Stored records
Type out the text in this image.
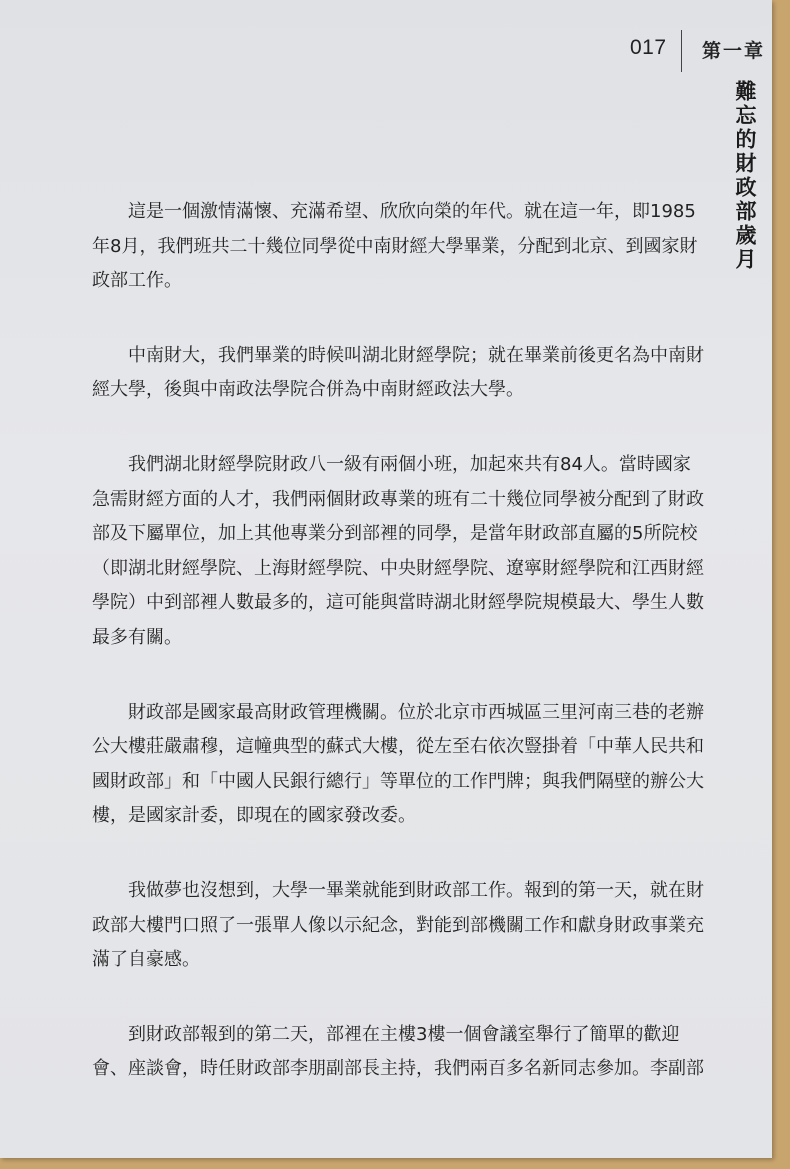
017 第一章
難忘的財政部歲月

這是一個激情滿懷、充滿希望、欣欣向榮的年代。就在這一年，即1985
年8月，我們班共二十幾位同學從中南財經大學畢業，分配到北京、到國家財
政部工作。

中南財大，我們畢業的時候叫湖北財經學院；就在畢業前後更名為中南財
經大學，後與中南政法學院合併為中南財經政法大學。

我們湖北財經學院財政八一級有兩個小班，加起來共有84人。當時國家
急需財經方面的人才，我們兩個財政專業的班有二十幾位同學被分配到了財政
部及下屬單位，加上其他專業分到部裡的同學，是當年財政部直屬的5所院校
（即湖北財經學院、上海財經學院、中央財經學院、遼寧財經學院和江西財經
學院）中到部裡人數最多的，這可能與當時湖北財經學院規模最大、學生人數
最多有關。

財政部是國家最高財政管理機關。位於北京市西城區三里河南三巷的老辦
公大樓莊嚴肅穆，這幢典型的蘇式大樓，從左至右依次豎掛着「中華人民共和
國財政部」和「中國人民銀行總行」等單位的工作門牌；與我們隔壁的辦公大
樓，是國家計委，即現在的國家發改委。

我做夢也沒想到，大學一畢業就能到財政部工作。報到的第一天，就在財
政部大樓門口照了一張單人像以示紀念，對能到部機關工作和獻身財政事業充
滿了自豪感。

到財政部報到的第二天，部裡在主樓3樓一個會議室舉行了簡單的歡迎
會、座談會，時任財政部李朋副部長主持，我們兩百多名新同志參加。李副部
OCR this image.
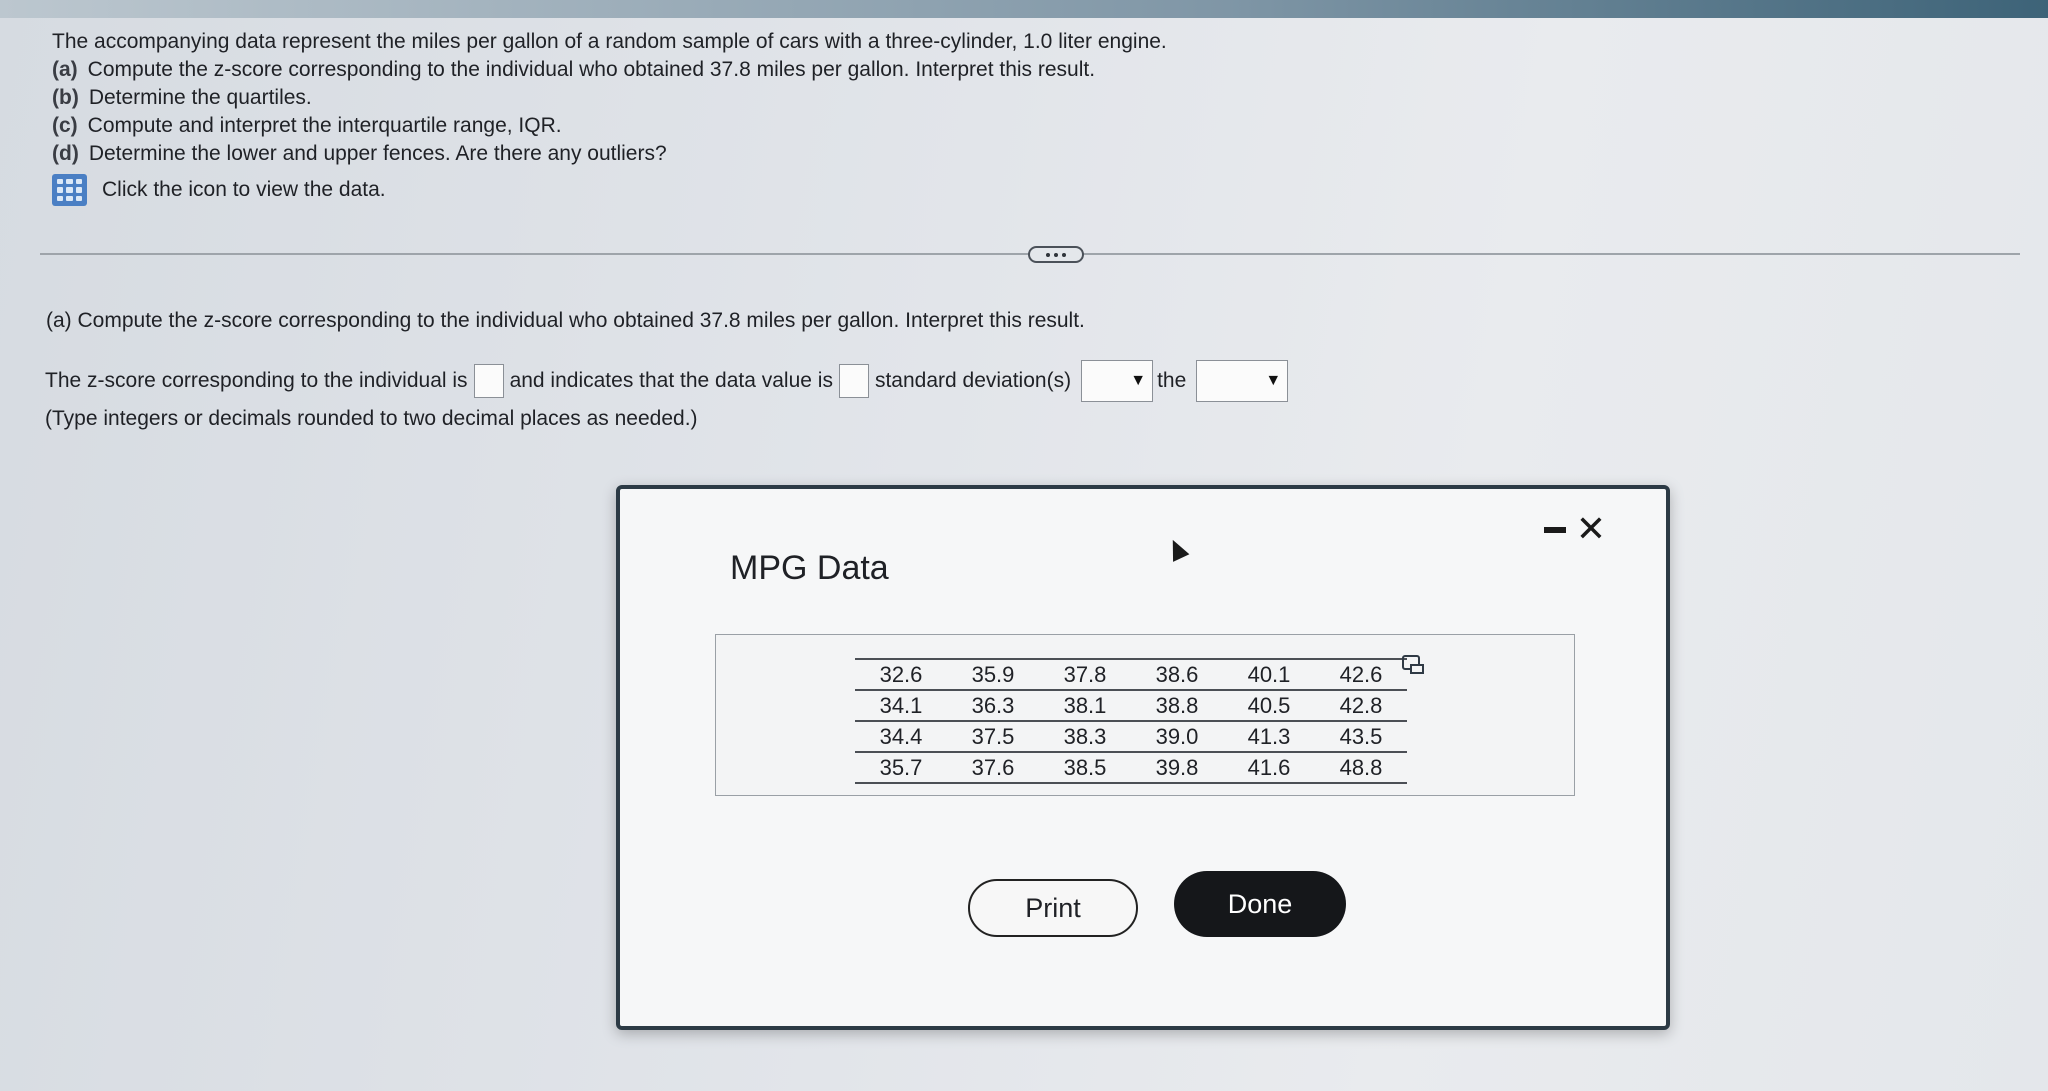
The accompanying data represent the miles per gallon of a random sample of cars with a three-cylinder, 1.0 liter engine.
(a) Compute the z-score corresponding to the individual who obtained 37.8 miles per gallon. Interpret this result.
(b) Determine the quartiles.
(c) Compute and interpret the interquartile range, IQR.
(d) Determine the lower and upper fences. Are there any outliers?
Click the icon to view the data.
(a) Compute the z-score corresponding to the individual who obtained 37.8 miles per gallon. Interpret this result.
The z-score corresponding to the individual is and indicates that the data value is standard deviation(s)	▼ the	▼
(Type integers or decimals rounded to two decimal places as needed.)
MPG Data
✕
32.6	35.9	37.8	38.6	40.1	42.6
34.1	36.3	38.1	38.8	40.5	42.8
34.4	37.5	38.3	39.0	41.3	43.5
35.7	37.6	38.5	39.8	41.6	48.8
Print	Done
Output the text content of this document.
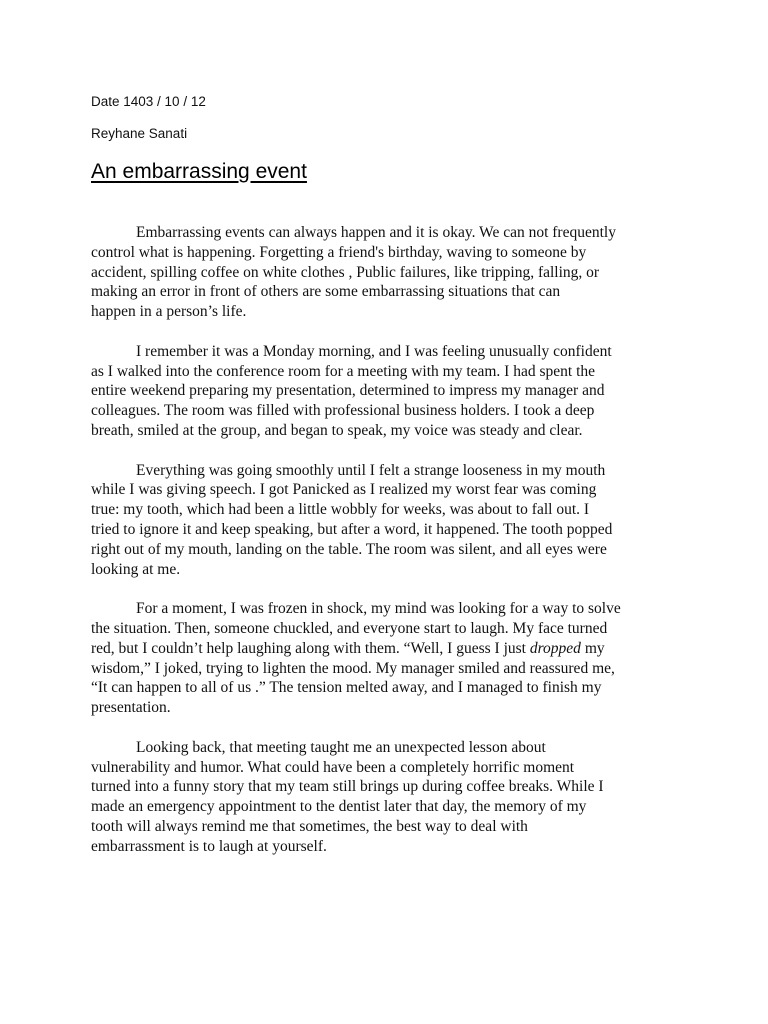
Date 1403 / 10 / 12
Reyhane Sanati
An embarrassing event

Embarrassing events can always happen and it is okay. We can not frequently
control what is happening. Forgetting a friend's birthday, waving to someone by
accident, spilling coffee on white clothes , Public failures, like tripping, falling, or
making an error in front of others are some embarrassing situations that can
happen in a person’s life.

I remember it was a Monday morning, and I was feeling unusually confident
as I walked into the conference room for a meeting with my team. I had spent the
entire weekend preparing my presentation, determined to impress my manager and
colleagues. The room was filled with professional business holders. I took a deep
breath, smiled at the group, and began to speak, my voice was steady and clear.

Everything was going smoothly until I felt a strange looseness in my mouth
while I was giving speech. I got Panicked as I realized my worst fear was coming
true: my tooth, which had been a little wobbly for weeks, was about to fall out. I
tried to ignore it and keep speaking, but after a word, it happened. The tooth popped
right out of my mouth, landing on the table. The room was silent, and all eyes were
looking at me.

For a moment, I was frozen in shock, my mind was looking for a way to solve
the situation. Then, someone chuckled, and everyone start to laugh. My face turned
red, but I couldn’t help laughing along with them. “Well, I guess I just dropped my
wisdom,” I joked, trying to lighten the mood. My manager smiled and reassured me,
“It can happen to all of us .” The tension melted away, and I managed to finish my
presentation.

Looking back, that meeting taught me an unexpected lesson about
vulnerability and humor. What could have been a completely horrific moment
turned into a funny story that my team still brings up during coffee breaks. While I
made an emergency appointment to the dentist later that day, the memory of my
tooth will always remind me that sometimes, the best way to deal with
embarrassment is to laugh at yourself.
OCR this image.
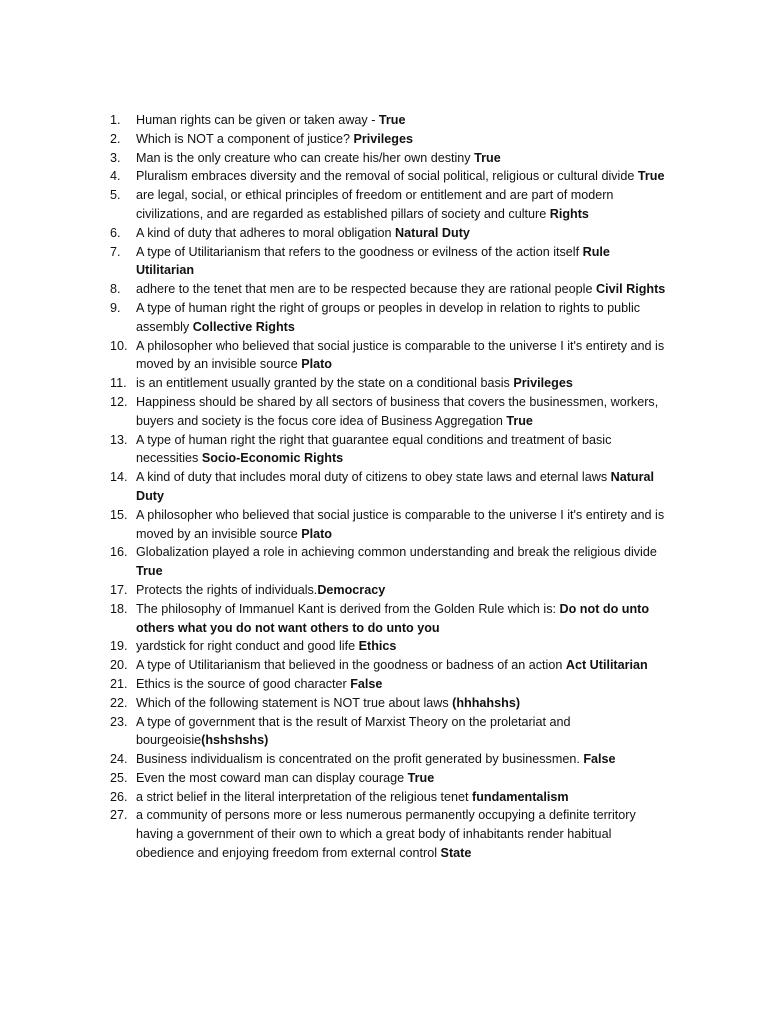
1.	Human rights can be given or taken away - True
2.	Which is NOT a component of justice? Privileges
3.	Man is the only creature who can create his/her own destiny True
4.	Pluralism embraces diversity and the removal of social political, religious or cultural divide True
5.	are legal, social, or ethical principles of freedom or entitlement and are part of modern civilizations, and are regarded as established pillars of society and culture Rights
6.	A kind of duty that adheres to moral obligation Natural Duty
7.	A type of Utilitarianism that refers to the goodness or evilness of the action itself Rule Utilitarian
8.	adhere to the tenet that men are to be respected because they are rational people Civil Rights
9.	A type of human right the right of groups or peoples in develop in relation to rights to public assembly Collective Rights
10. A philosopher who believed that social justice is comparable to the universe I it's entirety and is moved by an invisible source Plato
11. is an entitlement usually granted by the state on a conditional basis Privileges
12. Happiness should be shared by all sectors of business that covers the businessmen, workers, buyers and society is the focus core idea of Business Aggregation True
13. A type of human right the right that guarantee equal conditions and treatment of basic necessities Socio-Economic Rights
14. A kind of duty that includes moral duty of citizens to obey state laws and eternal laws Natural Duty
15. A philosopher who believed that social justice is comparable to the universe I it's entirety and is moved by an invisible source Plato
16. Globalization played a role in achieving common understanding and break the religious divide True
17. Protects the rights of individuals.Democracy
18. The philosophy of Immanuel Kant is derived from the Golden Rule which is: Do not do unto others what you do not want others to do unto you
19. yardstick for right conduct and good life Ethics
20. A type of Utilitarianism that believed in the goodness or badness of an action Act Utilitarian
21. Ethics is the source of good character False
22. Which of the following statement is NOT true about laws (hhhahshs)
23. A type of government that is the result of Marxist Theory on the proletariat and bourgeoisie(hshshshs)
24. Business individualism is concentrated on the profit generated by businessmen. False
25. Even the most coward man can display courage True
26. a strict belief in the literal interpretation of the religious tenet fundamentalism
27. a community of persons more or less numerous permanently occupying a definite territory having a government of their own to which a great body of inhabitants render habitual obedience and enjoying freedom from external control State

[Given exercise] How many lines of these entries hold the string "away"? Answer with the number alone.

[In response] 2